── Extracted data ──

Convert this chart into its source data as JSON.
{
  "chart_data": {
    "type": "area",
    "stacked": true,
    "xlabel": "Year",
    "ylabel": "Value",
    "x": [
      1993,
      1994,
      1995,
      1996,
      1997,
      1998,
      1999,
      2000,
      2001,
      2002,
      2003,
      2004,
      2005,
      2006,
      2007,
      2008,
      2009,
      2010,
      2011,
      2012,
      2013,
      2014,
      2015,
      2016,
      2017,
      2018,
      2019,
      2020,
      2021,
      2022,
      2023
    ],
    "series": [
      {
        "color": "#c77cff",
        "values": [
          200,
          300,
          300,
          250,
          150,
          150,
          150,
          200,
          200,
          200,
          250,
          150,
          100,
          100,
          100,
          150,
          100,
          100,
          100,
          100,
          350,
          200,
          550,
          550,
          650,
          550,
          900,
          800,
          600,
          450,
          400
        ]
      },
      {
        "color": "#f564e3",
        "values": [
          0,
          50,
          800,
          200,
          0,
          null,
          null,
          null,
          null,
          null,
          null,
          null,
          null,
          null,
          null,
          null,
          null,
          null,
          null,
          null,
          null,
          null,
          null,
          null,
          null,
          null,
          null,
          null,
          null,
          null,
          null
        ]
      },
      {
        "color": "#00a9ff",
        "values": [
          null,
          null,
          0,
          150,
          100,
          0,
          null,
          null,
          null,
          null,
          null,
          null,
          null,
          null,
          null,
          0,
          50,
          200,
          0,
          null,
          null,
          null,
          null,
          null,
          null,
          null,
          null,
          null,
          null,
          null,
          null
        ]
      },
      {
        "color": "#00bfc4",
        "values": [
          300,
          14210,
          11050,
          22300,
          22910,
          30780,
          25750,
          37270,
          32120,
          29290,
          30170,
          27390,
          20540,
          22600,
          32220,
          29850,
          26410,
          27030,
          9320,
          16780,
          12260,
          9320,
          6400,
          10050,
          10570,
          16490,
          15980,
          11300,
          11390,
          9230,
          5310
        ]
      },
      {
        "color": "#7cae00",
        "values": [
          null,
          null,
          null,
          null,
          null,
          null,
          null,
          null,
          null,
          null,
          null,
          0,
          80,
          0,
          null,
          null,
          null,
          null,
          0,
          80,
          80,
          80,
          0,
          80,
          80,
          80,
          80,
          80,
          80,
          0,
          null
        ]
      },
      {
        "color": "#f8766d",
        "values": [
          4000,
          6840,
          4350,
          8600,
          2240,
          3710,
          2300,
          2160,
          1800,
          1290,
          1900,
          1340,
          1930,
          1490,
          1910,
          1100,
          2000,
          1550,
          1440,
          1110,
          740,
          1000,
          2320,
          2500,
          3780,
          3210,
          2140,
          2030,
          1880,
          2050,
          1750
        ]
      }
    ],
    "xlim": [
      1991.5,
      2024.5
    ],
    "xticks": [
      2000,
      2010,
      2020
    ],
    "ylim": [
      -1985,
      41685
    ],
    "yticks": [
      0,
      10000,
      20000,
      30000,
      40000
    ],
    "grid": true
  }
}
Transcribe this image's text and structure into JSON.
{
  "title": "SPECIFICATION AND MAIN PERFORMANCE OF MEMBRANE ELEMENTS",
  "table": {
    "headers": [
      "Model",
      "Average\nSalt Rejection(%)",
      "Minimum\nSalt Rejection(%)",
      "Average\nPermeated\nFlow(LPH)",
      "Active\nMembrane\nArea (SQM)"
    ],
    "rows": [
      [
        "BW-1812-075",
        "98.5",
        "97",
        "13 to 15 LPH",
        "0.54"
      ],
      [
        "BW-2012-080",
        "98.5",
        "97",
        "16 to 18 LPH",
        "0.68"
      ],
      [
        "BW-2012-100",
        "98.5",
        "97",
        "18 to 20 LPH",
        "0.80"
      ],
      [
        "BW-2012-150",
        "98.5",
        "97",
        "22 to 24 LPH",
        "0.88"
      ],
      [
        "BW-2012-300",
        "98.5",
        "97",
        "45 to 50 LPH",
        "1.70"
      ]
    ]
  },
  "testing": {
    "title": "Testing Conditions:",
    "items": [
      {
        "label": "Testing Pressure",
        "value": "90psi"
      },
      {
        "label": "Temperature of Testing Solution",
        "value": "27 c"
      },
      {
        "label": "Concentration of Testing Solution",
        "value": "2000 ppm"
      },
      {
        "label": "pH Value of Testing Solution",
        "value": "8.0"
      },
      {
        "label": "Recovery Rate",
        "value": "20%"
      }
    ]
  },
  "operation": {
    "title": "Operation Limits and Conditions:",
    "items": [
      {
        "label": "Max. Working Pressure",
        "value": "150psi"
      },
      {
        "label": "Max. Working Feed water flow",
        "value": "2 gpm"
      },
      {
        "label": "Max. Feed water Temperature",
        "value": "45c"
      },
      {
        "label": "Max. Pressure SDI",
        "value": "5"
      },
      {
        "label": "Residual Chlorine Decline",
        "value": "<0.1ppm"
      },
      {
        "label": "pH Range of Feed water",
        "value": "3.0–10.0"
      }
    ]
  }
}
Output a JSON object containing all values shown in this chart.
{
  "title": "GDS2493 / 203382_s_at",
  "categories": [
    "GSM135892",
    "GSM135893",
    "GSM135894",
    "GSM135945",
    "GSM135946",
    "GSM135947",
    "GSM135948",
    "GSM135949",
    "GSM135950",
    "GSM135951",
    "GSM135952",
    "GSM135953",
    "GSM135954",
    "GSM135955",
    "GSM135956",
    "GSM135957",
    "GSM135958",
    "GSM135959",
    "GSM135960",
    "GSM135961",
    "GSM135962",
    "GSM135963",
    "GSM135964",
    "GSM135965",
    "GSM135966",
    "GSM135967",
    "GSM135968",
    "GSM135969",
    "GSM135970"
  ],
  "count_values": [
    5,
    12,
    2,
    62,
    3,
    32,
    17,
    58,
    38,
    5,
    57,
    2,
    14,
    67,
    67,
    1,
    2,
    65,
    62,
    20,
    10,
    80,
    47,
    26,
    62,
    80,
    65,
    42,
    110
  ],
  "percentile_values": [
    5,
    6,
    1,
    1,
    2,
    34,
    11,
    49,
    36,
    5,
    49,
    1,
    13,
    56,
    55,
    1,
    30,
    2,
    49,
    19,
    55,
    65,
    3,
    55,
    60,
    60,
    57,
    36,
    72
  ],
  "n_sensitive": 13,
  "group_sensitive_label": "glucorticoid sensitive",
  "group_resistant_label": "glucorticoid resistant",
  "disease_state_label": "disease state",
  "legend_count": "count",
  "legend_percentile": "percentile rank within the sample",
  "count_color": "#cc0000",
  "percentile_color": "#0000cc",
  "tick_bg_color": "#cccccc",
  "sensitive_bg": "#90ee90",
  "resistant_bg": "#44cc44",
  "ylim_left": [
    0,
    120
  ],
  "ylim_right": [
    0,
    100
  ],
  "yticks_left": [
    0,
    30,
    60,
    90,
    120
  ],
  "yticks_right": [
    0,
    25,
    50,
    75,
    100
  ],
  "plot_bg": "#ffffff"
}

───

*What is being asked:* Set down the entries verbatim, leaving none out.

*Exercise solution:*
Convert this chart into its source data as JSON.
{
  "chart_data": {
    "type": "area",
    "stacked": true,
    "xlabel": "Year",
    "ylabel": "Value",
    "x": [
      1993,
      1994,
      1995,
      1996,
      1997,
      1998,
      1999,
      2000,
      2001,
      2002,
      2003,
      2004,
      2005,
      2006,
      2007,
      2008,
      2009,
      2010,
      2011,
      2012,
      2013,
      2014,
      2015,
      2016,
      2017,
      2018,
      2019,
      2020,
      2021,
      2022,
      2023
    ],
    "series": [
      {
        "color": "#c77cff",
        "values": [
          200,
          300,
          300,
          250,
          150,
          150,
          150,
          200,
          200,
          200,
          250,
          150,
          100,
          100,
          100,
          150,
          100,
          100,
          100,
          100,
          350,
          200,
          550,
          550,
          650,
          550,
          900,
          800,
          600,
          450,
          400
        ]
      },
      {
        "color": "#f564e3",
        "values": [
          0,
          50,
          800,
          200,
          0,
          null,
          null,
          null,
          null,
          null,
          null,
          null,
          null,
          null,
          null,
          null,
          null,
          null,
          null,
          null,
          null,
          null,
          null,
          null,
          null,
          null,
          null,
          null,
          null,
          null,
          null
        ]
      },
      {
        "color": "#00a9ff",
        "values": [
          null,
          null,
          0,
          150,
          100,
          0,
          null,
          null,
          null,
          null,
          null,
          null,
          null,
          null,
          null,
          0,
          50,
          200,
          0,
          null,
          null,
          null,
          null,
          null,
          null,
          null,
          null,
          null,
          null,
          null,
          null
        ]
      },
      {
        "color": "#00bfc4",
        "values": [
          300,
          14210,
          11050,
          22300,
          22910,
          30780,
          25750,
          37270,
          32120,
          29290,
          30170,
          27390,
          20540,
          22600,
          32220,
          29850,
          26410,
          27030,
          9320,
          16780,
          12260,
          9320,
          6400,
          10050,
          10570,
          16490,
          15980,
          11300,
          11390,
          9230,
          5310
        ]
      },
      {
        "color": "#7cae00",
        "values": [
          null,
          null,
          null,
          null,
          null,
          null,
          null,
          null,
          null,
          null,
          null,
          0,
          80,
          0,
          null,
          null,
          null,
          null,
          0,
          80,
          80,
          80,
          0,
          80,
          80,
          80,
          80,
          80,
          80,
          0,
          null
        ]
      },
      {
        "color": "#f8766d",
        "values": [
          4000,
          6840,
          4350,
          8600,
          2240,
          3710,
          2300,
          2160,
          1800,
          1290,
          1900,
          1340,
          1930,
          1490,
          1910,
          1100,
          2000,
          1550,
          1440,
          1110,
          740,
          1000,
          2320,
          2500,
          3780,
          3210,
          2140,
          2030,
          1880,
          2050,
          1750
        ]
      }
    ],
    "xlim": [
      1991.5,
      2024.5
    ],
    "xticks": [
      2000,
      2010,
      2020
    ],
    "ylim": [
      -1985,
      41685
    ],
    "yticks": [
      0,
      10000,
      20000,
      30000,
      40000
    ],
    "grid": true
  }
}
Transcribe this image's text and structure into JSON.
{
  "title": "SPECIFICATION AND MAIN PERFORMANCE OF MEMBRANE ELEMENTS",
  "table": {
    "headers": [
      "Model",
      "Average\nSalt Rejection(%)",
      "Minimum\nSalt Rejection(%)",
      "Average\nPermeated\nFlow(LPH)",
      "Active\nMembrane\nArea (SQM)"
    ],
    "rows": [
      [
        "BW-1812-075",
        "98.5",
        "97",
        "13 to 15 LPH",
        "0.54"
      ],
      [
        "BW-2012-080",
        "98.5",
        "97",
        "16 to 18 LPH",
        "0.68"
      ],
      [
        "BW-2012-100",
        "98.5",
        "97",
        "18 to 20 LPH",
        "0.80"
      ],
      [
        "BW-2012-150",
        "98.5",
        "97",
        "22 to 24 LPH",
        "0.88"
      ],
      [
        "BW-2012-300",
        "98.5",
        "97",
        "45 to 50 LPH",
        "1.70"
      ]
    ]
  },
  "testing": {
    "title": "Testing Conditions:",
    "items": [
      {
        "label": "Testing Pressure",
        "value": "90psi"
      },
      {
        "label": "Temperature of Testing Solution",
        "value": "27 c"
      },
      {
        "label": "Concentration of Testing Solution",
        "value": "2000 ppm"
      },
      {
        "label": "pH Value of Testing Solution",
        "value": "8.0"
      },
      {
        "label": "Recovery Rate",
        "value": "20%"
      }
    ]
  },
  "operation": {
    "title": "Operation Limits and Conditions:",
    "items": [
      {
        "label": "Max. Working Pressure",
        "value": "150psi"
      },
      {
        "label": "Max. Working Feed water flow",
        "value": "2 gpm"
      },
      {
        "label": "Max. Feed water Temperature",
        "value": "45c"
      },
      {
        "label": "Max. Pressure SDI",
        "value": "5"
      },
      {
        "label": "Residual Chlorine Decline",
        "value": "<0.1ppm"
      },
      {
        "label": "pH Range of Feed water",
        "value": "3.0–10.0"
      }
    ]
  }
}
Output a JSON object containing all values shown in this chart.
{
  "title": "GDS2493 / 203382_s_at",
  "categories": [
    "GSM135892",
    "GSM135893",
    "GSM135894",
    "GSM135945",
    "GSM135946",
    "GSM135947",
    "GSM135948",
    "GSM135949",
    "GSM135950",
    "GSM135951",
    "GSM135952",
    "GSM135953",
    "GSM135954",
    "GSM135955",
    "GSM135956",
    "GSM135957",
    "GSM135958",
    "GSM135959",
    "GSM135960",
    "GSM135961",
    "GSM135962",
    "GSM135963",
    "GSM135964",
    "GSM135965",
    "GSM135966",
    "GSM135967",
    "GSM135968",
    "GSM135969",
    "GSM135970"
  ],
  "count_values": [
    5,
    12,
    2,
    62,
    3,
    32,
    17,
    58,
    38,
    5,
    57,
    2,
    14,
    67,
    67,
    1,
    2,
    65,
    62,
    20,
    10,
    80,
    47,
    26,
    62,
    80,
    65,
    42,
    110
  ],
  "percentile_values": [
    5,
    6,
    1,
    1,
    2,
    34,
    11,
    49,
    36,
    5,
    49,
    1,
    13,
    56,
    55,
    1,
    30,
    2,
    49,
    19,
    55,
    65,
    3,
    55,
    60,
    60,
    57,
    36,
    72
  ],
  "n_sensitive": 13,
  "group_sensitive_label": "glucorticoid sensitive",
  "group_resistant_label": "glucorticoid resistant",
  "disease_state_label": "disease state",
  "legend_count": "count",
  "legend_percentile": "percentile rank within the sample",
  "count_color": "#cc0000",
  "percentile_color": "#0000cc",
  "tick_bg_color": "#cccccc",
  "sensitive_bg": "#90ee90",
  "resistant_bg": "#44cc44",
  "ylim_left": [
    0,
    120
  ],
  "ylim_right": [
    0,
    100
  ],
  "yticks_left": [
    0,
    30,
    60,
    90,
    120
  ],
  "yticks_right": [
    0,
    25,
    50,
    75,
    100
  ],
  "plot_bg": "#ffffff"
}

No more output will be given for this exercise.